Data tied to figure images
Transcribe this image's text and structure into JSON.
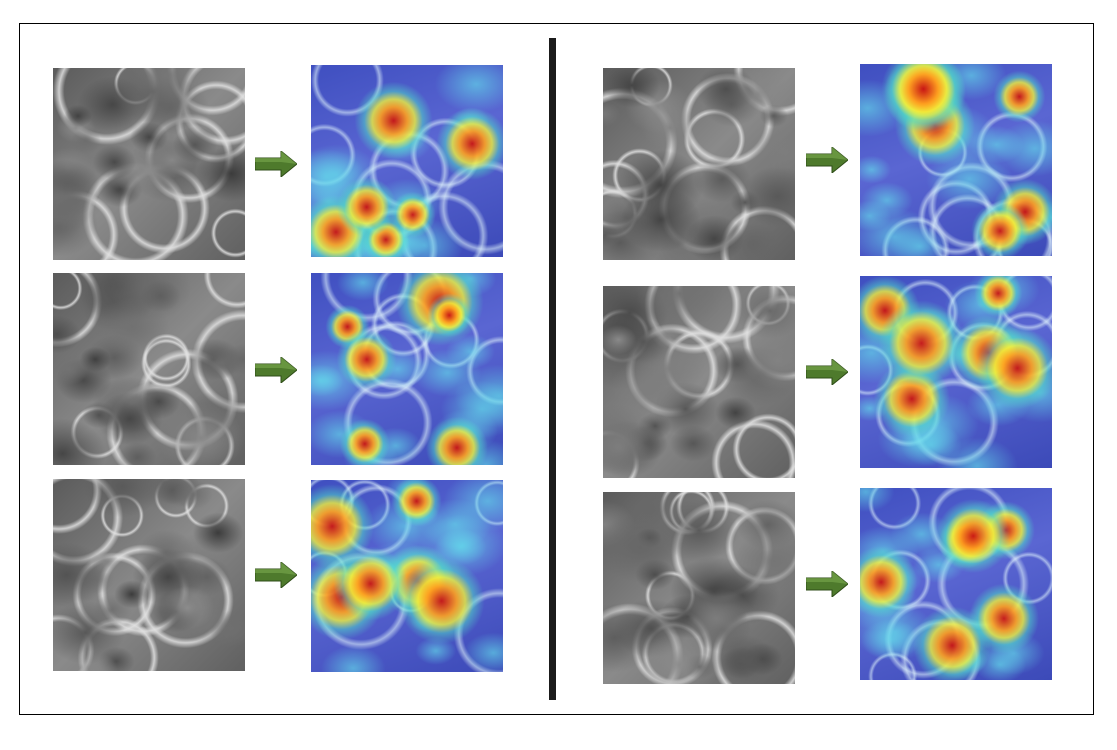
{
  "panels": [
    {
      "side": "left",
      "rows": [
        {
          "sem": "sem-micrograph-1",
          "heat": "heatmap-overlay-1"
        },
        {
          "sem": "sem-micrograph-2",
          "heat": "heatmap-overlay-2"
        },
        {
          "sem": "sem-micrograph-3",
          "heat": "heatmap-overlay-3"
        }
      ]
    },
    {
      "side": "right",
      "rows": [
        {
          "sem": "sem-micrograph-4",
          "heat": "heatmap-overlay-4"
        },
        {
          "sem": "sem-micrograph-5",
          "heat": "heatmap-overlay-5"
        },
        {
          "sem": "sem-micrograph-6",
          "heat": "heatmap-overlay-6"
        }
      ]
    }
  ],
  "colors": {
    "arrow_fill": "#4e7a2c",
    "arrow_dark": "#2f4d18",
    "divider": "#1b1b1b",
    "heat_base": "#4a56c8",
    "sem_base": "#707070"
  },
  "icons": {
    "arrow": "right-arrow-icon"
  }
}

AIM
Print the listing above in full, exactly as written. Omit any pictures.

SOLUTION BELOW
Transcribe this image's text and structure into JSON.
{
  "panels": [
    {
      "side": "left",
      "rows": [
        {
          "sem": "sem-micrograph-1",
          "heat": "heatmap-overlay-1"
        },
        {
          "sem": "sem-micrograph-2",
          "heat": "heatmap-overlay-2"
        },
        {
          "sem": "sem-micrograph-3",
          "heat": "heatmap-overlay-3"
        }
      ]
    },
    {
      "side": "right",
      "rows": [
        {
          "sem": "sem-micrograph-4",
          "heat": "heatmap-overlay-4"
        },
        {
          "sem": "sem-micrograph-5",
          "heat": "heatmap-overlay-5"
        },
        {
          "sem": "sem-micrograph-6",
          "heat": "heatmap-overlay-6"
        }
      ]
    }
  ],
  "colors": {
    "arrow_fill": "#4e7a2c",
    "arrow_dark": "#2f4d18",
    "divider": "#1b1b1b",
    "heat_base": "#4a56c8",
    "sem_base": "#707070"
  },
  "icons": {
    "arrow": "right-arrow-icon"
  }
}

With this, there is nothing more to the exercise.